→ **YOUR INSTRUCTIONS**
Search the material below for the word "color" and copy every line in which it occurs.

→ **DATA EXTRACT**
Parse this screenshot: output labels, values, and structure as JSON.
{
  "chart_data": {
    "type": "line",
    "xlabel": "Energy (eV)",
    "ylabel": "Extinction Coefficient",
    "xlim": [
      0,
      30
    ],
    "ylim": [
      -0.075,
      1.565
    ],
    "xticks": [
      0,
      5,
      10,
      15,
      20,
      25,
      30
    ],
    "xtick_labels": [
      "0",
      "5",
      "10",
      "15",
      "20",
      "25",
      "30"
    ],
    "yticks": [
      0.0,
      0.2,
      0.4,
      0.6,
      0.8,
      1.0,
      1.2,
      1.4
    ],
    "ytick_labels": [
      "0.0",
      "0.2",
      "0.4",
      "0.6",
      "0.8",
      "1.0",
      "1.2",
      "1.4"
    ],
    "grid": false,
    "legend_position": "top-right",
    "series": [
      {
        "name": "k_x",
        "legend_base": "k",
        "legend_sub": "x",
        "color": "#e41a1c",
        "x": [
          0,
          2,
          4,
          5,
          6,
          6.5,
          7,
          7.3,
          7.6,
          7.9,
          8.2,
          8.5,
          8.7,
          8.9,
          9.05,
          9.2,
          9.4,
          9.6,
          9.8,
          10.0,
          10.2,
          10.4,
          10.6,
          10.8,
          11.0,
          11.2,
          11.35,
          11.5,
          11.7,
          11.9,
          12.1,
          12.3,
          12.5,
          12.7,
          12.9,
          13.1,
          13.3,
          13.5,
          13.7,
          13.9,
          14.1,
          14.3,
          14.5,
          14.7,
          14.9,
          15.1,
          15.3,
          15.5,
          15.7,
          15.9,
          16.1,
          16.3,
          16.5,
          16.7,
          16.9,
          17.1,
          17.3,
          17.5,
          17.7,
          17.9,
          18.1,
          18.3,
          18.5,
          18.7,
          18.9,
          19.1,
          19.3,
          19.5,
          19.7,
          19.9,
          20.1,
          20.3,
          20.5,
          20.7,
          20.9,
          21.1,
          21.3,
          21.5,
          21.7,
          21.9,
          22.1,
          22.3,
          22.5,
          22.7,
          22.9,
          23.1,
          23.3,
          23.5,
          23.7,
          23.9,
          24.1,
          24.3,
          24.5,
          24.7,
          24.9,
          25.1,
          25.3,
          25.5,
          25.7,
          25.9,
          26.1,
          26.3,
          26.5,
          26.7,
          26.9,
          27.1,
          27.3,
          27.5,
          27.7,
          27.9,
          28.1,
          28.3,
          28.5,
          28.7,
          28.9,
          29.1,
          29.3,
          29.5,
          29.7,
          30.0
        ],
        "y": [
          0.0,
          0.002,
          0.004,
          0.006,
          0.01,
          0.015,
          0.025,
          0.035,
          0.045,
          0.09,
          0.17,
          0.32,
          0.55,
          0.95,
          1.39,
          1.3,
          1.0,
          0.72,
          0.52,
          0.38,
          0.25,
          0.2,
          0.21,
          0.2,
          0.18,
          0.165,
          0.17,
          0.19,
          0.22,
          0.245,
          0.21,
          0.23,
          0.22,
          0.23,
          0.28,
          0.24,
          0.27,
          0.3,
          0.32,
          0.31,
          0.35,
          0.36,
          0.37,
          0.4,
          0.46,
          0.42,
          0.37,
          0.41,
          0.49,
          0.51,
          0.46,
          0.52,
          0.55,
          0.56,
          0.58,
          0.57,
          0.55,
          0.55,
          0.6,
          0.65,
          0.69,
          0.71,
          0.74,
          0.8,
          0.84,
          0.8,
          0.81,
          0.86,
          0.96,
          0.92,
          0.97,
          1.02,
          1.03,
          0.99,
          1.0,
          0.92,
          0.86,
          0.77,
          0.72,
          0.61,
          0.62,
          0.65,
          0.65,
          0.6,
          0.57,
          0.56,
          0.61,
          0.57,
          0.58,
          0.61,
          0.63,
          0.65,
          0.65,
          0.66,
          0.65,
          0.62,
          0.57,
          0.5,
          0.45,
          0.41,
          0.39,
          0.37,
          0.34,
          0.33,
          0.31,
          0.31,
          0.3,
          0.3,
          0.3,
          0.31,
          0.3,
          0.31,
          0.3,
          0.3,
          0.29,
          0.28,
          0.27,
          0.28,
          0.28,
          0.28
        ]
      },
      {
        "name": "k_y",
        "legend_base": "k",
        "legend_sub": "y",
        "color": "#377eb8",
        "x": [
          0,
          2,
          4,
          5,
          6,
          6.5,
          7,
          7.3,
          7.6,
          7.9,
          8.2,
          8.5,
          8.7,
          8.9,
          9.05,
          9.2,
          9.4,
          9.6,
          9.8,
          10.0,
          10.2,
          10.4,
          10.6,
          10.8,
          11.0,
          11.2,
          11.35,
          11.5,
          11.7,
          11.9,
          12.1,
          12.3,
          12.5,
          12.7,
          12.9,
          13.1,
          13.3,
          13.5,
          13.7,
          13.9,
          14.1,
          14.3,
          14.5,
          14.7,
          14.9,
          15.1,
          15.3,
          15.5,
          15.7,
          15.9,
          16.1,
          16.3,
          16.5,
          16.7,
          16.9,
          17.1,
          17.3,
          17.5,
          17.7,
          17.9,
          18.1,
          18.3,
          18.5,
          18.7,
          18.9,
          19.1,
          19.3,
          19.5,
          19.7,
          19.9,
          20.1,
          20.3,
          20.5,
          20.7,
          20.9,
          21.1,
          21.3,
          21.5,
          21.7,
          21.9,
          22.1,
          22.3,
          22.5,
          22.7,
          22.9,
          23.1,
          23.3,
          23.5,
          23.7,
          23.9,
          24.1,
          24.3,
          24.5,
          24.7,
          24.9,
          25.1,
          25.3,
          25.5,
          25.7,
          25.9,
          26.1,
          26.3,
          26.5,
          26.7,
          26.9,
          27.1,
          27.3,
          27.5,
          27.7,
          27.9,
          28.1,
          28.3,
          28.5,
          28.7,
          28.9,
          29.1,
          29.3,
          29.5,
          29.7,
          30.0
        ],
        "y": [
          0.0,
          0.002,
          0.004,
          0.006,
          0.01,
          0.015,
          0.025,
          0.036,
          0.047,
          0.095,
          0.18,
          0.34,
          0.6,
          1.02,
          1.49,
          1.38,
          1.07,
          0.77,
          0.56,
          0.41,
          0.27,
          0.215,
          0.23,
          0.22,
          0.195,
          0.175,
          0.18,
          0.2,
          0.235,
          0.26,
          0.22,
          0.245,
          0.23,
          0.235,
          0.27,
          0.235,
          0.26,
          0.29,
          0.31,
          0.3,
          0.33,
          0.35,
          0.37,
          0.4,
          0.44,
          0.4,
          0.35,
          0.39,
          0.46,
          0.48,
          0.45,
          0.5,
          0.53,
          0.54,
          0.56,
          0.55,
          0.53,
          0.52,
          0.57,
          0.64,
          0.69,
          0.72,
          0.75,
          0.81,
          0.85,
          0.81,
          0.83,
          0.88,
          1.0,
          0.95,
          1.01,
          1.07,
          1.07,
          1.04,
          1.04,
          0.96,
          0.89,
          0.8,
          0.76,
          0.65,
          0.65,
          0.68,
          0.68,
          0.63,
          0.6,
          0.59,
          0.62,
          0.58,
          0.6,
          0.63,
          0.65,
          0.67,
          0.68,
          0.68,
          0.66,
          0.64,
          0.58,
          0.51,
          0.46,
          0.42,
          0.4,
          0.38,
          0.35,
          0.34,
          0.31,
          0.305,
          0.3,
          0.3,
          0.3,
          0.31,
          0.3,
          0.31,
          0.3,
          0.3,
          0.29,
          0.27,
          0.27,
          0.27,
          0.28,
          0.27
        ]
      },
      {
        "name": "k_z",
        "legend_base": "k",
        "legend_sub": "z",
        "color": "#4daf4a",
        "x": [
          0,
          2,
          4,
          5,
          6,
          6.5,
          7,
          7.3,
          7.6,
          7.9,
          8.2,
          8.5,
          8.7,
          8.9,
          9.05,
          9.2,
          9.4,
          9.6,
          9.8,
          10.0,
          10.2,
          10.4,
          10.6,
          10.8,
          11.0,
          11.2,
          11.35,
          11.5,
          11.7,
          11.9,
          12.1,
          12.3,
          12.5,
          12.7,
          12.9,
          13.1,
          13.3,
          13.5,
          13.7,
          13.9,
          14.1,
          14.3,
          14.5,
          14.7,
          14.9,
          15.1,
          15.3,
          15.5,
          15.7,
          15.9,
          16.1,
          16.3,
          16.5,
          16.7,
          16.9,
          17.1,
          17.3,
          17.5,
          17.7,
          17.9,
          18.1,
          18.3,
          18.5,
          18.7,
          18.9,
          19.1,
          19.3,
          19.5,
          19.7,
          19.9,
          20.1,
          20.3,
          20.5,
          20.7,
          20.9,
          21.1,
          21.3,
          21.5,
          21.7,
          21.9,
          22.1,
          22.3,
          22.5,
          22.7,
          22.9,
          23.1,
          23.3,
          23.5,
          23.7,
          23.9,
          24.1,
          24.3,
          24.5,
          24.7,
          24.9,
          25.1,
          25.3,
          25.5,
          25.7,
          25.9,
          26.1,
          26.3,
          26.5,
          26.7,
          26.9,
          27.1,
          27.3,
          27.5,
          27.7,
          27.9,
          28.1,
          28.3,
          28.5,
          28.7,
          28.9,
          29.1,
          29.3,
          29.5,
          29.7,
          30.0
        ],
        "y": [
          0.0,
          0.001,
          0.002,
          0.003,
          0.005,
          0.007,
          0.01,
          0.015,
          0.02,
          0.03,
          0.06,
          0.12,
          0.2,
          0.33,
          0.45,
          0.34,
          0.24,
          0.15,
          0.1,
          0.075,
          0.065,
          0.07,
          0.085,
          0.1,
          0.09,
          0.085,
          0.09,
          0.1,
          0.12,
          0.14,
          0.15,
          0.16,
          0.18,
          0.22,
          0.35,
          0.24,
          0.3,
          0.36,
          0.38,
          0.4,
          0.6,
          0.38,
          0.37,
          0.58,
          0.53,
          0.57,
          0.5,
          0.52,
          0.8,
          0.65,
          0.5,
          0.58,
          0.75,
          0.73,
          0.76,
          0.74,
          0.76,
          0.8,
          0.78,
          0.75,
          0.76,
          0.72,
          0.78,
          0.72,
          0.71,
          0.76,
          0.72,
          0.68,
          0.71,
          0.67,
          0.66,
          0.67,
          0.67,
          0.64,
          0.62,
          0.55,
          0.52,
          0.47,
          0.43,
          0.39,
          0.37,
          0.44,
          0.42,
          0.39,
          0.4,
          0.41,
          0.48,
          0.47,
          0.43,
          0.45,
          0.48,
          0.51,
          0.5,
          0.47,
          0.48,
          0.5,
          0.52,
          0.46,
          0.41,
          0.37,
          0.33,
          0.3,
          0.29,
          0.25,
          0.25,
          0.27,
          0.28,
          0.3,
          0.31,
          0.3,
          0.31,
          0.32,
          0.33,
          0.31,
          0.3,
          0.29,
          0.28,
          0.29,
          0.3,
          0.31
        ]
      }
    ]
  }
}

→ **EXERCISE OUTPUT**
        "color": "#e41a1c",
        "color": "#377eb8",
        "color": "#4daf4a",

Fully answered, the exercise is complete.